** Start Given entries **
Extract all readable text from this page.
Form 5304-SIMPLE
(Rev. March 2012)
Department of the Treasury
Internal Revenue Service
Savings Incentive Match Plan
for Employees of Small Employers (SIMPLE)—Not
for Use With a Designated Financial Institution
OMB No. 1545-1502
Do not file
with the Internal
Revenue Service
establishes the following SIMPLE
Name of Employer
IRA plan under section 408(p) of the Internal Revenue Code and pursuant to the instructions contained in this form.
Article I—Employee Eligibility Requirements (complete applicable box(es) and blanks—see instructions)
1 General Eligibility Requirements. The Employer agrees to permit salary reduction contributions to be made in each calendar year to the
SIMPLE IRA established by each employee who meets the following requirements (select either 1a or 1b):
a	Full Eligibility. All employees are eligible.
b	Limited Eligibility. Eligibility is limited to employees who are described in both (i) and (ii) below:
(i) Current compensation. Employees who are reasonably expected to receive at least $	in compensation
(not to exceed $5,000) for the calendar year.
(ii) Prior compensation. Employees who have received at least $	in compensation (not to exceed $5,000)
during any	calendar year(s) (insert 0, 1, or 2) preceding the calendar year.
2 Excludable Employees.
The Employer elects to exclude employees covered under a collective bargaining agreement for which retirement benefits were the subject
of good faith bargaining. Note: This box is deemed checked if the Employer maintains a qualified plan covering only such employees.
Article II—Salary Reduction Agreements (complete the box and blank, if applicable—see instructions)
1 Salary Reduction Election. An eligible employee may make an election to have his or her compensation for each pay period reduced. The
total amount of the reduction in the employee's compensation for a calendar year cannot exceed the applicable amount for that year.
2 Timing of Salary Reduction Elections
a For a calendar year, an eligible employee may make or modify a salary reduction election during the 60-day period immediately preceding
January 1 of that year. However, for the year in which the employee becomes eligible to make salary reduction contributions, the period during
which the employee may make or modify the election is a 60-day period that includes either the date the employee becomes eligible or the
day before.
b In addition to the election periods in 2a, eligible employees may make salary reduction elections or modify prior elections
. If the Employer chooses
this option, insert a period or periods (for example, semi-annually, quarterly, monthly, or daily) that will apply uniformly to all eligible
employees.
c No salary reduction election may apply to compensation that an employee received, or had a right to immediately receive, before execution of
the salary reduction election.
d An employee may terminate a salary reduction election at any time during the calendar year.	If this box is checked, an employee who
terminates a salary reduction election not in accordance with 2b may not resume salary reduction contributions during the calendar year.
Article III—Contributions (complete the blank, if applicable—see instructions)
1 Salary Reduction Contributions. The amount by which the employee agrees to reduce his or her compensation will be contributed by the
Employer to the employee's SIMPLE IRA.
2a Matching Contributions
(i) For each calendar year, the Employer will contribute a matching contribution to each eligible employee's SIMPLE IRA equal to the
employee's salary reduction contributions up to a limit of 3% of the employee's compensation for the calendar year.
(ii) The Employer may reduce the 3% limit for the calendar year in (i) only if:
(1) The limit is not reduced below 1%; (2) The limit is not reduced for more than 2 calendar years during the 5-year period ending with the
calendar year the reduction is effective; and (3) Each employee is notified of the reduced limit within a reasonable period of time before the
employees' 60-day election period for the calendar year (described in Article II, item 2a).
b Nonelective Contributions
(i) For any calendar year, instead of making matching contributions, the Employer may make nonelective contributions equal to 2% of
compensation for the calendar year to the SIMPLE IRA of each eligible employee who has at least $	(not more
** End Given entries **
■ Task instructions
Copy every line that includes the string "which" from the material above.

■ Result of the exercise
The Employer elects to exclude employees covered under a collective bargaining agreement for which retirement benefits were the subject
January 1 of that year. However, for the year in which the employee becomes eligible to make salary reduction contributions, the period during
which the employee may make or modify the election is a 60-day period that includes either the date the employee becomes eligible or the
1 Salary Reduction Contributions. The amount by which the employee agrees to reduce his or her compensation will be contributed by the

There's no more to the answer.